WHAT IS BEING ASKED —
In the data below, find every line with the string "Build" and pull it out.

>> start INPUT RECORDS

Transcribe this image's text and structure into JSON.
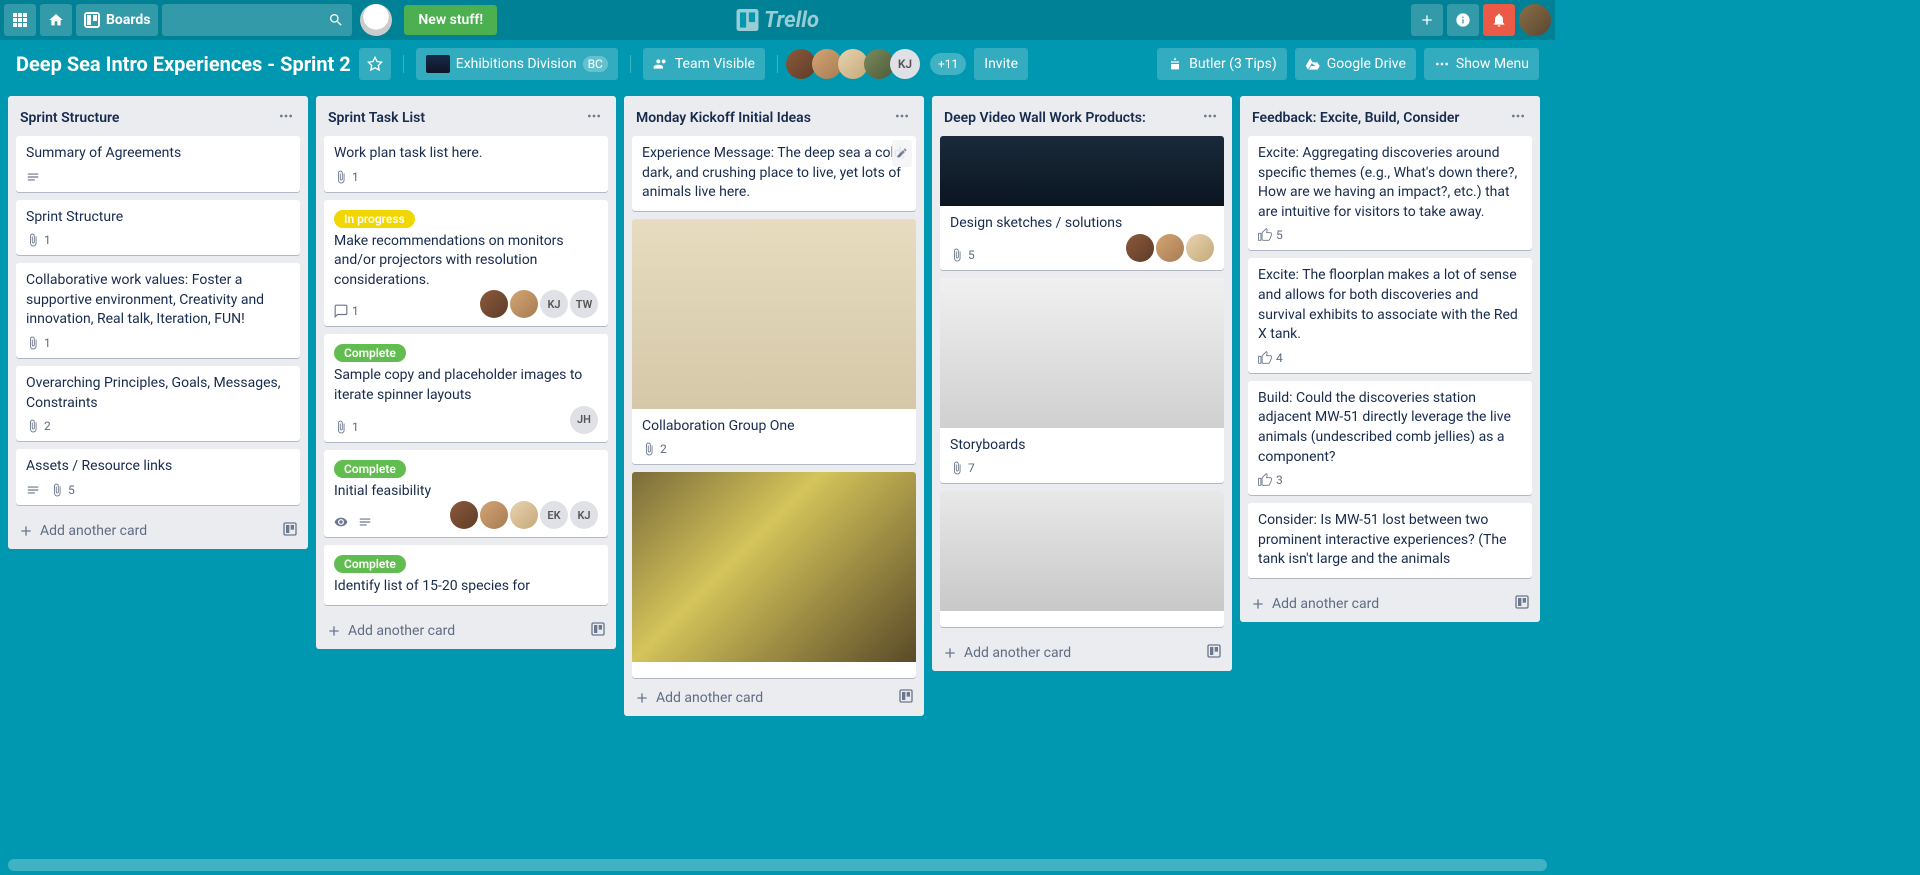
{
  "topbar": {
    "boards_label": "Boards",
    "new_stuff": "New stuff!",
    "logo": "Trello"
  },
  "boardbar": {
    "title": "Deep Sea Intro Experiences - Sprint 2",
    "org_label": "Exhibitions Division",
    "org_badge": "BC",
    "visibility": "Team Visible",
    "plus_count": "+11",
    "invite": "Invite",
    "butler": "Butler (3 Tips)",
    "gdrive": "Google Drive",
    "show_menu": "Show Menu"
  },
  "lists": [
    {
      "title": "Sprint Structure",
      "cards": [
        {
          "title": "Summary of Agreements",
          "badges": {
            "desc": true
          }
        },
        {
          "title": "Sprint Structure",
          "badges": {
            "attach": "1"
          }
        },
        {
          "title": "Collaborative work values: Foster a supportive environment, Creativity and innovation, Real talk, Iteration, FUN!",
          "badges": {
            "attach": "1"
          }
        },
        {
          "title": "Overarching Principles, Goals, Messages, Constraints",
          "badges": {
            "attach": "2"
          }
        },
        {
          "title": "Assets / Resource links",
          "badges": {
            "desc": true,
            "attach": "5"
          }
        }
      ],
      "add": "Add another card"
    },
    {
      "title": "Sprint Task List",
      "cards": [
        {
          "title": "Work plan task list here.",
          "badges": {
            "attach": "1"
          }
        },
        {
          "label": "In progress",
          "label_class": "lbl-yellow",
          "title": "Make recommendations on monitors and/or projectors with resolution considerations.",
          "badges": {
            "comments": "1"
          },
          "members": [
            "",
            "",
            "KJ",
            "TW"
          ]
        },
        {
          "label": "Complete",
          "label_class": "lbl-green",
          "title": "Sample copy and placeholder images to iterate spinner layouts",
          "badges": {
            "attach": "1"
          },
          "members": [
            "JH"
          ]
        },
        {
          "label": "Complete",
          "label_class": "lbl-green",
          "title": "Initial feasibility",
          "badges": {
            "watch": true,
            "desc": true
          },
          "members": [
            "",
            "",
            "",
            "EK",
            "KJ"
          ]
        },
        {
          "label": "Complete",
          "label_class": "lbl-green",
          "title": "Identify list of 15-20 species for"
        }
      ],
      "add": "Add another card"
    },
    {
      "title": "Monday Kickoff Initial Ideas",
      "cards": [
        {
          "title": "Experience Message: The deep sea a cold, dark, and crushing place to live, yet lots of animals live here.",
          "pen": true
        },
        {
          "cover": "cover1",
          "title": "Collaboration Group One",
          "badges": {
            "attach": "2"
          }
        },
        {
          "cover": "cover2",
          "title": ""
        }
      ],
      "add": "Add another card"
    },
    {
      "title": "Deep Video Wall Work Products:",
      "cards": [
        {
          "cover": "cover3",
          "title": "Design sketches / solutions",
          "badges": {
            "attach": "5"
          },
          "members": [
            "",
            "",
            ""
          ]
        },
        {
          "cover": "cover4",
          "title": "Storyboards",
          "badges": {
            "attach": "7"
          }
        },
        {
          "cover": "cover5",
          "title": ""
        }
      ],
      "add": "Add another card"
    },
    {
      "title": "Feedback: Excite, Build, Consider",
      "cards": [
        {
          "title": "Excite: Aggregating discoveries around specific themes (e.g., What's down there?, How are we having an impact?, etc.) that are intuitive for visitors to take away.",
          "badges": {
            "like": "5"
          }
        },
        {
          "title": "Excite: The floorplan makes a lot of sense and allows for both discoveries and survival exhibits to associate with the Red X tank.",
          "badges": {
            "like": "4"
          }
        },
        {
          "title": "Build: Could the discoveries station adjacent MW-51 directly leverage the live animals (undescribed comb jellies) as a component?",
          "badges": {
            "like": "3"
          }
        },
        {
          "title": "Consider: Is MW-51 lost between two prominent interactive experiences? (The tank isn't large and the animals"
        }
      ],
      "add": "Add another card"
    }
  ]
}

>> end INPUT RECORDS

WRITTEN SOLUTION —
      "title": "Feedback: Excite, Build, Consider",
          "title": "Build: Could the discoveries station adjacent MW-51 directly leverage the live animals (undescribed comb jellies) as a component?",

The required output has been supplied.